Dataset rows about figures
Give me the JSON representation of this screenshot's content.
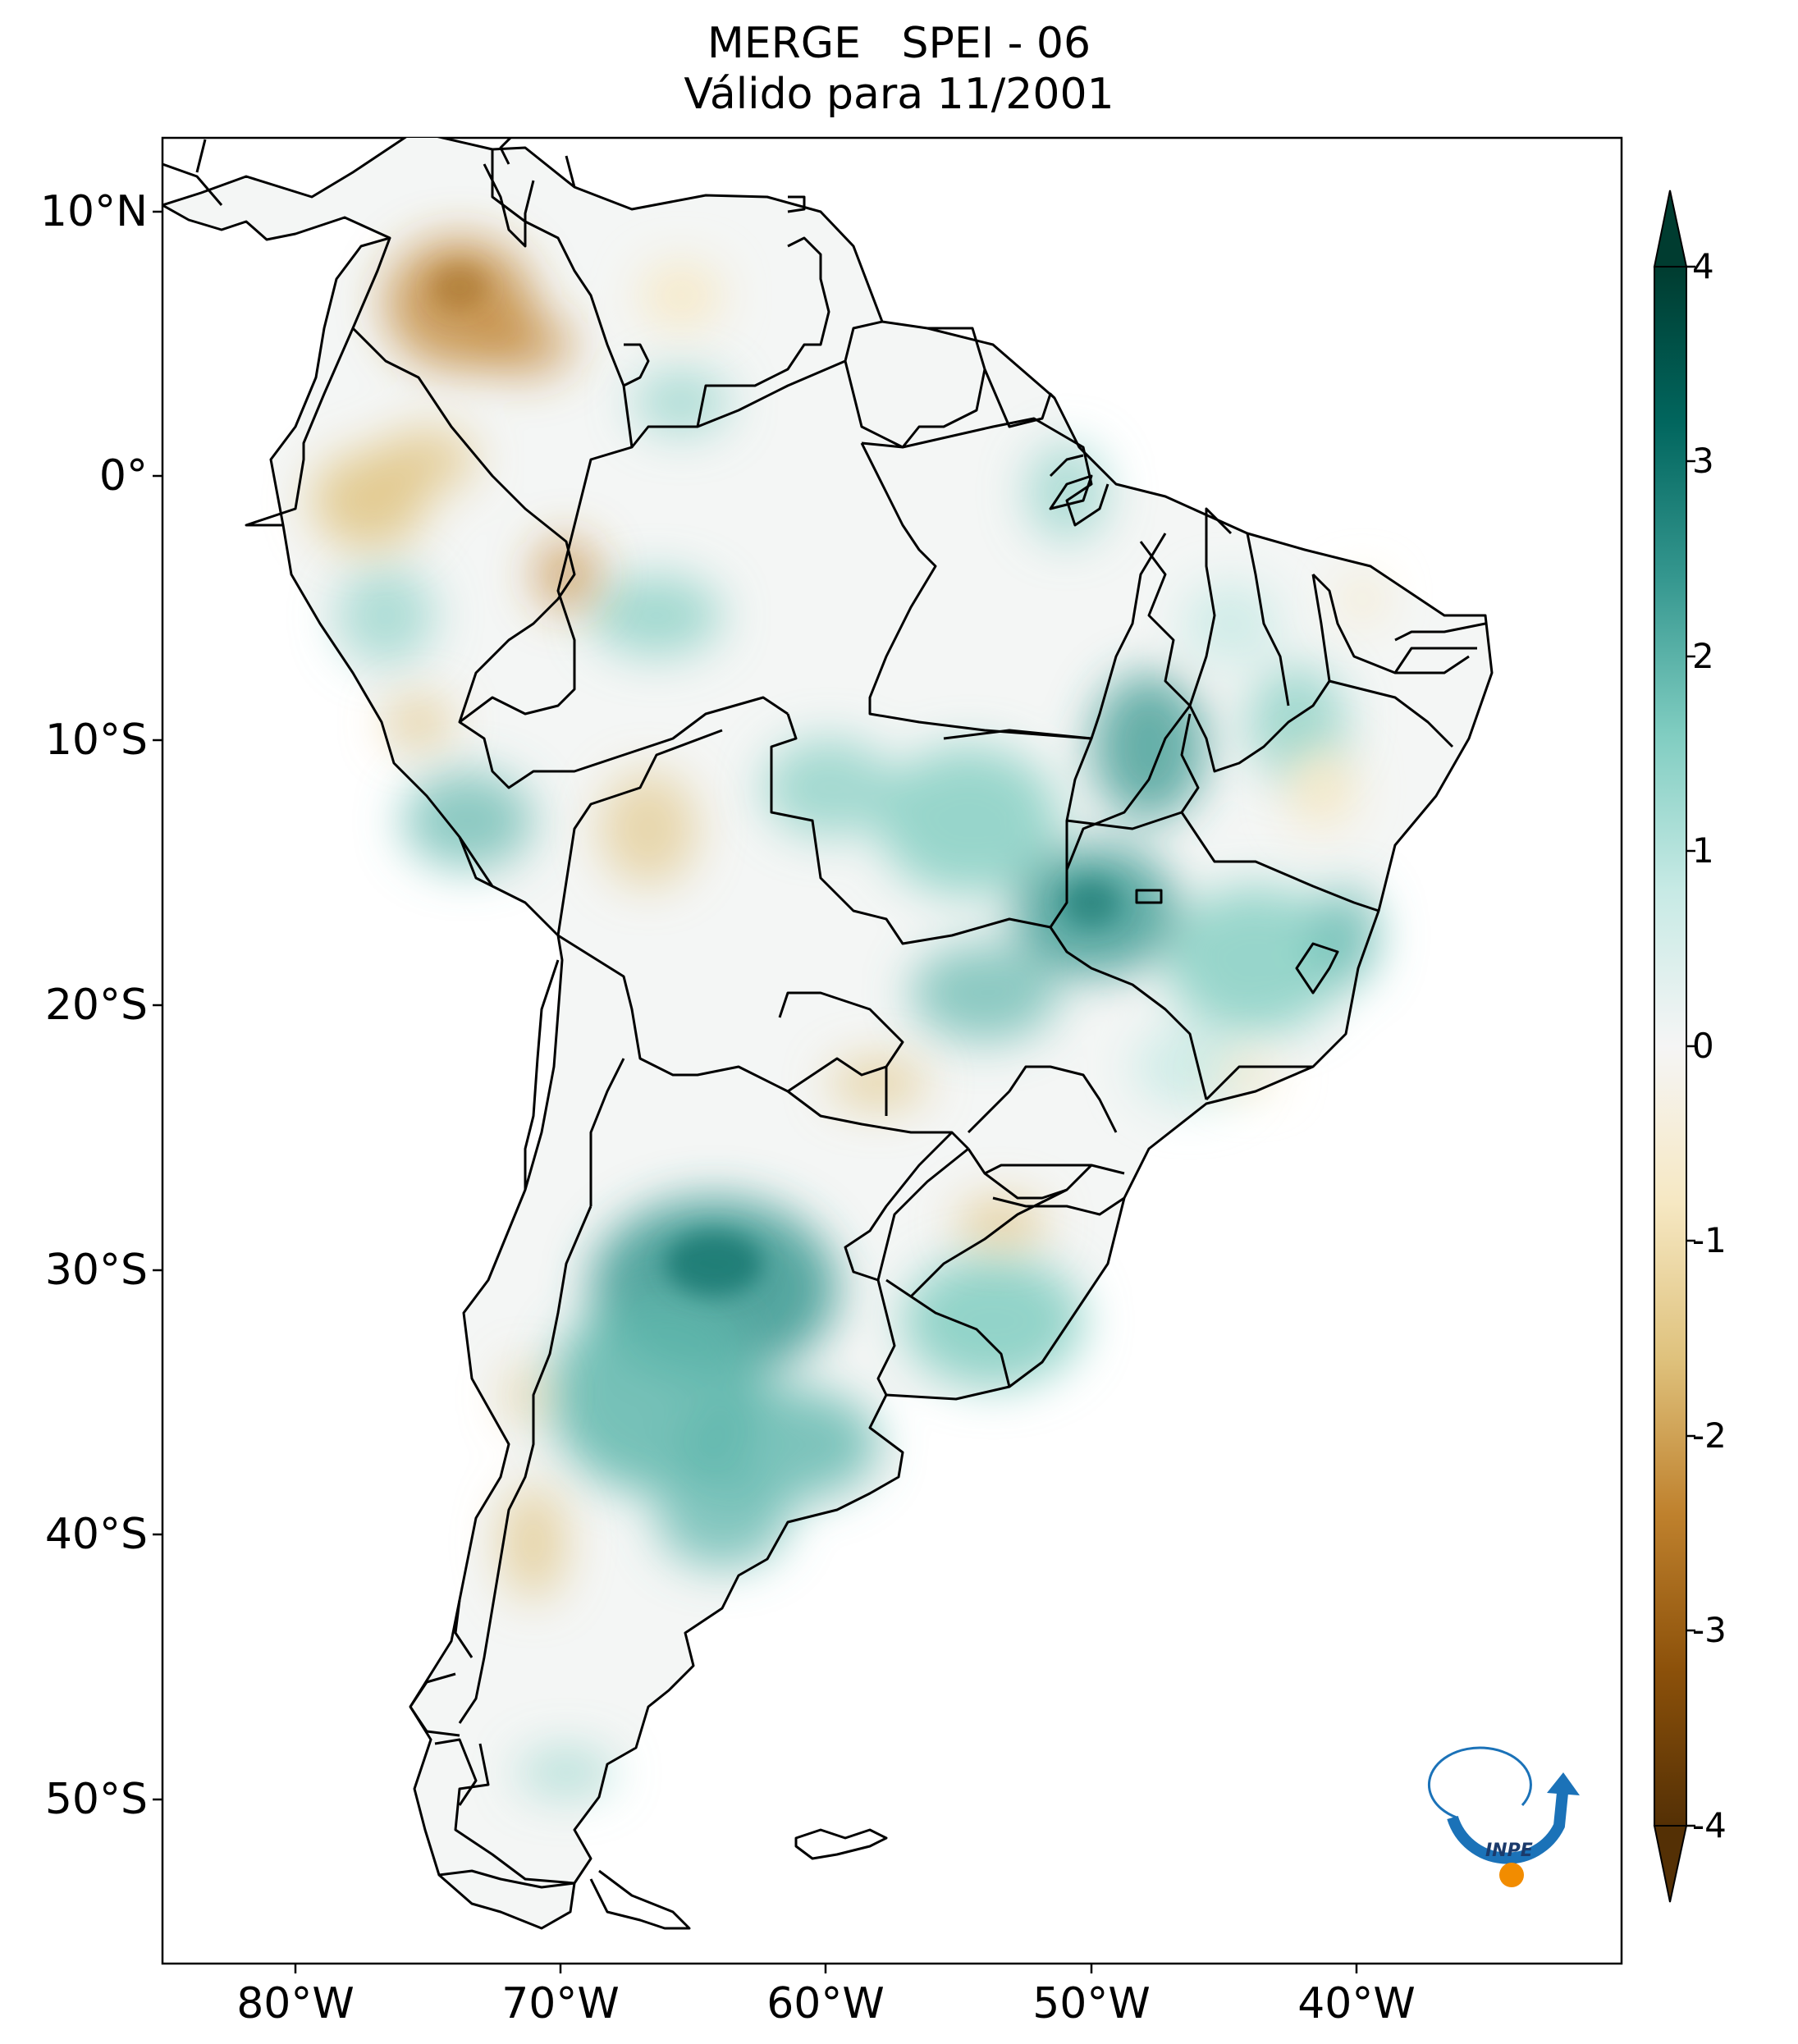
{
  "title": {
    "line1": "MERGE   SPEI - 06",
    "line2": "Válido para 11/2001"
  },
  "map": {
    "region": "South America",
    "lat_range": [
      -56,
      12
    ],
    "lon_range": [
      -85,
      -30
    ],
    "lat_ticks": [
      "10°N",
      "0°",
      "10°S",
      "20°S",
      "30°S",
      "40°S",
      "50°S"
    ],
    "lat_tick_values": [
      10,
      0,
      -10,
      -20,
      -30,
      -40,
      -50
    ],
    "lon_ticks": [
      "80°W",
      "70°W",
      "60°W",
      "50°W",
      "40°W"
    ],
    "lon_tick_values": [
      -80,
      -70,
      -60,
      -50,
      -40
    ]
  },
  "colorbar": {
    "colormap": "BrBG",
    "range": [
      -4,
      4
    ],
    "extend": "both",
    "tick_labels": [
      "4",
      "3",
      "2",
      "1",
      "0",
      "-1",
      "-2",
      "-3",
      "-4"
    ],
    "tick_values": [
      4,
      3,
      2,
      1,
      0,
      -1,
      -2,
      -3,
      -4
    ],
    "colors": [
      "#543005",
      "#8c510a",
      "#bf812d",
      "#dfc27d",
      "#f6e8c3",
      "#f5f5f5",
      "#c7eae5",
      "#80cdc1",
      "#35978f",
      "#01665e",
      "#003c30"
    ]
  },
  "logo": {
    "text": "INPE"
  }
}
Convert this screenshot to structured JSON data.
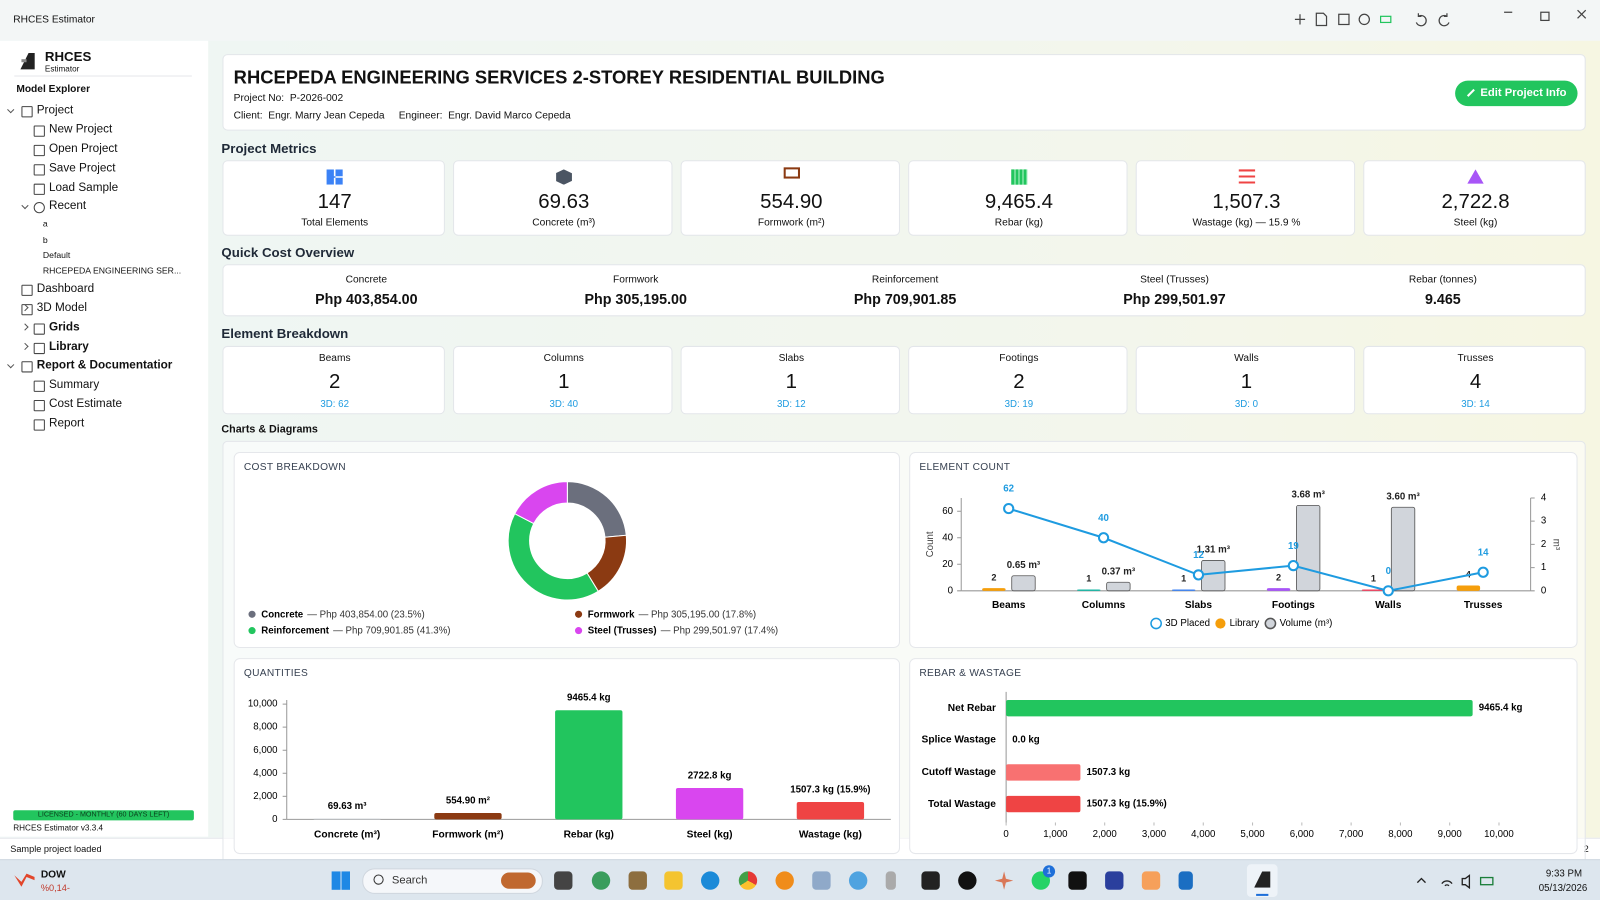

> What is needed:
The records above should be reproduced exactly, with no pictures included.

> Complete output:
Give me the JSON representation of this screenshot's content.
{
  "title": {
    "line1": "MERGE   SPEI - 06",
    "line2": "Válido para 11/2001"
  },
  "map": {
    "region": "South America",
    "lat_range": [
      -56,
      12
    ],
    "lon_range": [
      -85,
      -30
    ],
    "lat_ticks": [
      "10°N",
      "0°",
      "10°S",
      "20°S",
      "30°S",
      "40°S",
      "50°S"
    ],
    "lat_tick_values": [
      10,
      0,
      -10,
      -20,
      -30,
      -40,
      -50
    ],
    "lon_ticks": [
      "80°W",
      "70°W",
      "60°W",
      "50°W",
      "40°W"
    ],
    "lon_tick_values": [
      -80,
      -70,
      -60,
      -50,
      -40
    ]
  },
  "colorbar": {
    "colormap": "BrBG",
    "range": [
      -4,
      4
    ],
    "extend": "both",
    "tick_labels": [
      "4",
      "3",
      "2",
      "1",
      "0",
      "-1",
      "-2",
      "-3",
      "-4"
    ],
    "tick_values": [
      4,
      3,
      2,
      1,
      0,
      -1,
      -2,
      -3,
      -4
    ],
    "colors": [
      "#543005",
      "#8c510a",
      "#bf812d",
      "#dfc27d",
      "#f6e8c3",
      "#f5f5f5",
      "#c7eae5",
      "#80cdc1",
      "#35978f",
      "#01665e",
      "#003c30"
    ]
  },
  "logo": {
    "text": "INPE"
  }
}
Convert this screenshot to structured JSON data.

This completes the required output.